Look through the material below for "대표권이나". Copy every line that contains it.

>> Begin Given data

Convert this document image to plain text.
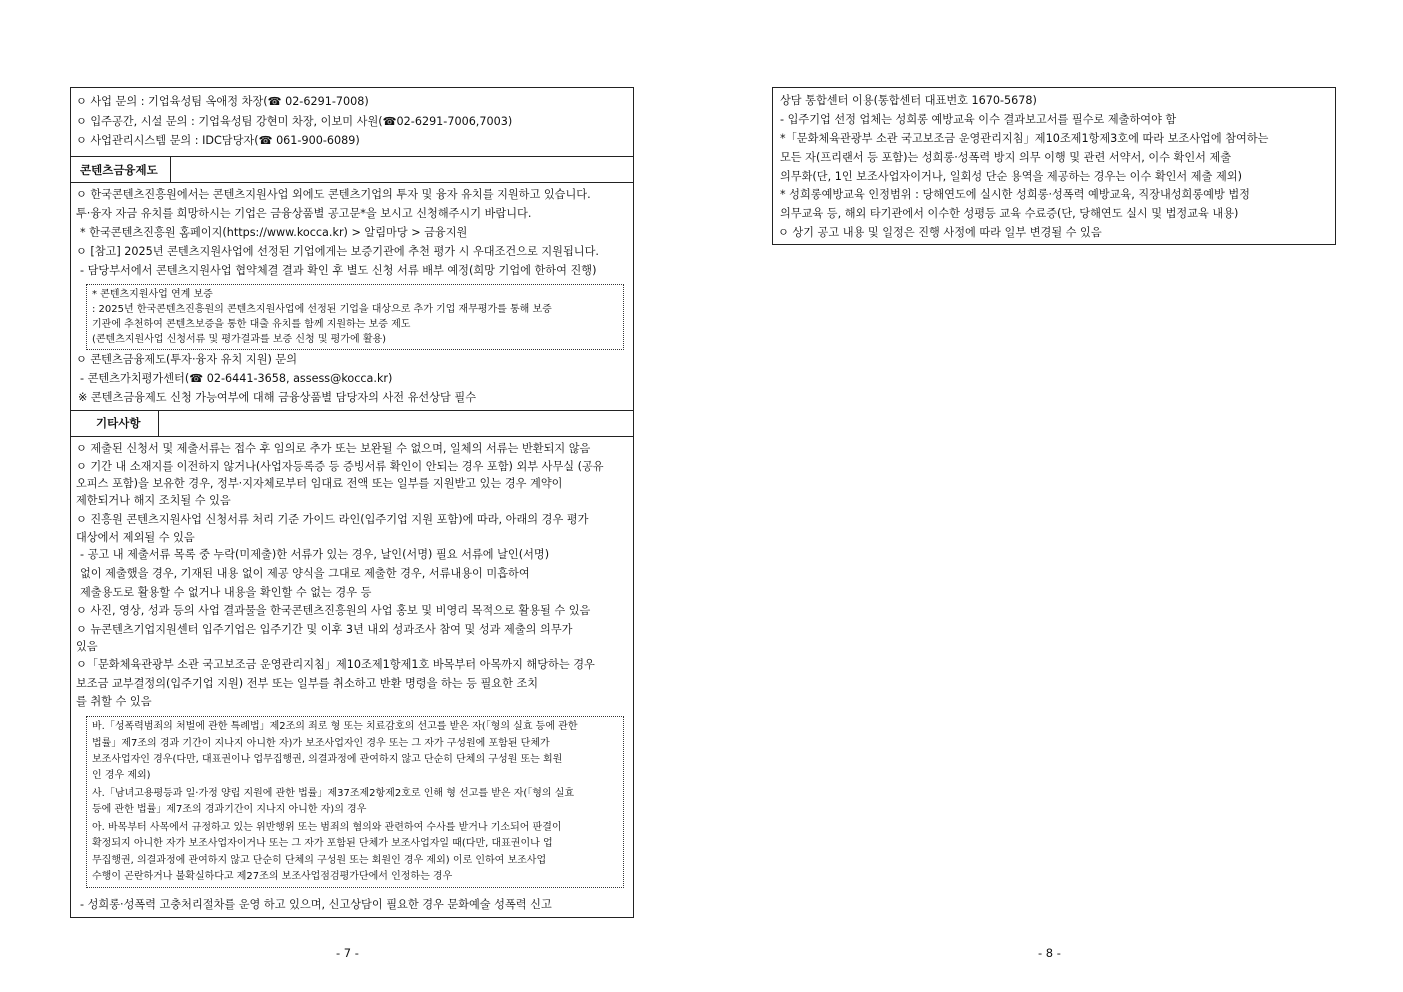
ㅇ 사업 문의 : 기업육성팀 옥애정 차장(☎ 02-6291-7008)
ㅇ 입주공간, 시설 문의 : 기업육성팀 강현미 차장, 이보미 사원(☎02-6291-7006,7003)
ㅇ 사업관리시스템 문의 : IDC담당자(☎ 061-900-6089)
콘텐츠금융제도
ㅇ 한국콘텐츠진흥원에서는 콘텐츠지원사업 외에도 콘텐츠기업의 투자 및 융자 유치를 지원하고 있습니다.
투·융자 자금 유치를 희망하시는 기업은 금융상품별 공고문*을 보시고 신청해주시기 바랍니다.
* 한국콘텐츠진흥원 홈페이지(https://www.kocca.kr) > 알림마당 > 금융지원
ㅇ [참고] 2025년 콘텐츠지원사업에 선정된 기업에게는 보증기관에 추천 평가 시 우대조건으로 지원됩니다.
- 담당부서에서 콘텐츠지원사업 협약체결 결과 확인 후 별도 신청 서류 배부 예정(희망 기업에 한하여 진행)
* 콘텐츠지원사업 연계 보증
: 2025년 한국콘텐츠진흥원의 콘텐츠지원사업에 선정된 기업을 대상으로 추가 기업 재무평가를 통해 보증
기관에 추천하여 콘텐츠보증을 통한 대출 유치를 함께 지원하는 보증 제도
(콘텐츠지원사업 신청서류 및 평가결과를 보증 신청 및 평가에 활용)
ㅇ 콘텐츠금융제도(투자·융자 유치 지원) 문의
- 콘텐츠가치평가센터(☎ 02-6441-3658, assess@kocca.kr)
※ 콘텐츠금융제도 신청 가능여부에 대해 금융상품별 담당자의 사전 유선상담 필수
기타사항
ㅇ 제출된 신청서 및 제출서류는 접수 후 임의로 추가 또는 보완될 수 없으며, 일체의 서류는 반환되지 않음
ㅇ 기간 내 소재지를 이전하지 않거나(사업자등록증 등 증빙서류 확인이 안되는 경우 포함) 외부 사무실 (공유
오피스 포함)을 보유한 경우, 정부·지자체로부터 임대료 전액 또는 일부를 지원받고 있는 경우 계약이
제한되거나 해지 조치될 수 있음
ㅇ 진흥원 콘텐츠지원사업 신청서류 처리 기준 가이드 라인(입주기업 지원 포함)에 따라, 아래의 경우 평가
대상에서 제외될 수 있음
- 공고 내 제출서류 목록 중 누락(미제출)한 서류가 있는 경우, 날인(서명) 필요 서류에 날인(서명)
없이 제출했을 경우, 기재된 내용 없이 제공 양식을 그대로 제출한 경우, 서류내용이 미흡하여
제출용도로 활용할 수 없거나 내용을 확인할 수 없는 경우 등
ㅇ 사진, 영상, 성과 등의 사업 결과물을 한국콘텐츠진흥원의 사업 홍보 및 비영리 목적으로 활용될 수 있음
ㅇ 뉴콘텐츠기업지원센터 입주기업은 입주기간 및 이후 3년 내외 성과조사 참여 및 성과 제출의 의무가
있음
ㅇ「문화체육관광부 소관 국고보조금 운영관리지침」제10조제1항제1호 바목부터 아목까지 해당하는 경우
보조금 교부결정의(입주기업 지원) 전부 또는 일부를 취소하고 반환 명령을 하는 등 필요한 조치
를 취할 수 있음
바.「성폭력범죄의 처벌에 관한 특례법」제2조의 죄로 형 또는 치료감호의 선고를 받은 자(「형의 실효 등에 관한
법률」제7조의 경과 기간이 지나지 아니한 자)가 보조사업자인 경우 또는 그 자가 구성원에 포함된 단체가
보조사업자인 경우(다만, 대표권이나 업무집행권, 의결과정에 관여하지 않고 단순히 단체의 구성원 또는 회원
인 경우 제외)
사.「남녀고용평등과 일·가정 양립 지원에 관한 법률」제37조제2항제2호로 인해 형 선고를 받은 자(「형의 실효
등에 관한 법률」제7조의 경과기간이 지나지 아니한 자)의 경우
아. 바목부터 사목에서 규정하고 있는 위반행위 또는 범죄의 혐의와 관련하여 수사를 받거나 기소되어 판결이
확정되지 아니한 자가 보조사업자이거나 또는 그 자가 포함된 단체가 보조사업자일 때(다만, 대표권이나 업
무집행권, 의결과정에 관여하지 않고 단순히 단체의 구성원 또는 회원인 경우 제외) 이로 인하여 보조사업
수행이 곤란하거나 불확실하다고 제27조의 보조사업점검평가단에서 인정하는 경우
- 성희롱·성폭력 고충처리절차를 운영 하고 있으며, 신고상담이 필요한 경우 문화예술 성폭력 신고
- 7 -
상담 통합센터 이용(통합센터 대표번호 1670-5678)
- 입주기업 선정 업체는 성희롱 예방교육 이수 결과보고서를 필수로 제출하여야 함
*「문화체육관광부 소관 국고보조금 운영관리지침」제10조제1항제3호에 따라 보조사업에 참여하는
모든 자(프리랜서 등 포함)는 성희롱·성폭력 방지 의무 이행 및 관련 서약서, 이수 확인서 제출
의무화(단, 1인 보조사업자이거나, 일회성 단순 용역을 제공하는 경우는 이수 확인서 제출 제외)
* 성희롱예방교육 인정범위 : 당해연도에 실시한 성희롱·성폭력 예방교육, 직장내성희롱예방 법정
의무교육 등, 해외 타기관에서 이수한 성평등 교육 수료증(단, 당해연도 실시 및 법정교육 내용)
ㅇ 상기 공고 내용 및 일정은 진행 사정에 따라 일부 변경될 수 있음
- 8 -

>> End Given data
>> Begin Given data

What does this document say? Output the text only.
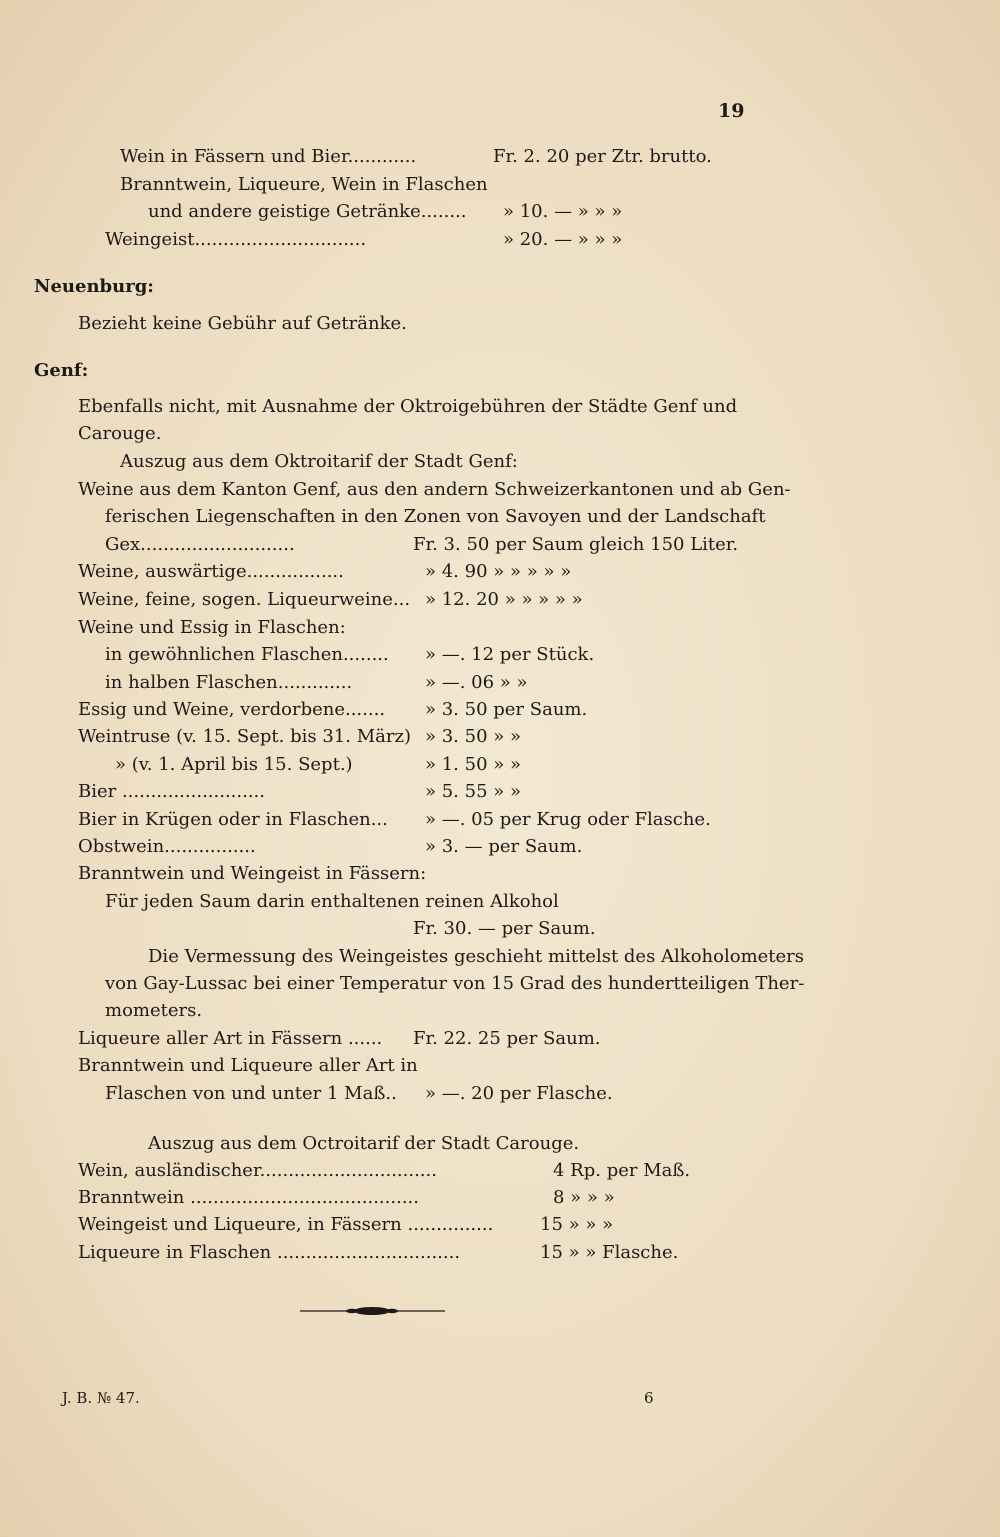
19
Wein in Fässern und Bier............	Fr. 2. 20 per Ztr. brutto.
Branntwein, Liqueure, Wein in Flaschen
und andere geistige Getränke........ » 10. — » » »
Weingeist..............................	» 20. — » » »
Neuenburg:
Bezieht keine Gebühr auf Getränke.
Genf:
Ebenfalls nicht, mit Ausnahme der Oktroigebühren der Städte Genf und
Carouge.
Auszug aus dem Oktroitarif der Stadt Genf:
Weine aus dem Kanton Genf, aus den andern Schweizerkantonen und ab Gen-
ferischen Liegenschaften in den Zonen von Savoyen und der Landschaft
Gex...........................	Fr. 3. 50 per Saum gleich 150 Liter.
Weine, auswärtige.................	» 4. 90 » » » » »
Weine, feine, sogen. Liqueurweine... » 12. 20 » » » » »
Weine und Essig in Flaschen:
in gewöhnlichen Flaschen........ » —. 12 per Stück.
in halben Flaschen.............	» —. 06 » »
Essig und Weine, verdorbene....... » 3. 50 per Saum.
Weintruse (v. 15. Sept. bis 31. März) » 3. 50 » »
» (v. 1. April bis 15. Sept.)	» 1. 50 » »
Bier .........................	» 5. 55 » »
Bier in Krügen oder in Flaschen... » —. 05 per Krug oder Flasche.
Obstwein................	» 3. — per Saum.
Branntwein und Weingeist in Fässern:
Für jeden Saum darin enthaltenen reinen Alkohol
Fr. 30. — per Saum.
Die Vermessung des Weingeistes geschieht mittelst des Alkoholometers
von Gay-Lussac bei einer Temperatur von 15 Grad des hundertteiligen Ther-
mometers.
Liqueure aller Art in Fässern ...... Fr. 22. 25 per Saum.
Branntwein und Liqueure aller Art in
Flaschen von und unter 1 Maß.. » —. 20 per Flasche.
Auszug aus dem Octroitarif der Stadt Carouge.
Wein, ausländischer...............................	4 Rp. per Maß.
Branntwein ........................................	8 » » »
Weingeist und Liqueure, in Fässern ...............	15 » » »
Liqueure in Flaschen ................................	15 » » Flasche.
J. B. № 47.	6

>> End Given data

* [Expected answer]:
보조사업자인 경우(다만, 대표권이나 업무집행권, 의결과정에 관여하지 않고 단순히 단체의 구성원 또는 회원
확정되지 아니한 자가 보조사업자이거나 또는 그 자가 포함된 단체가 보조사업자일 때(다만, 대표권이나 업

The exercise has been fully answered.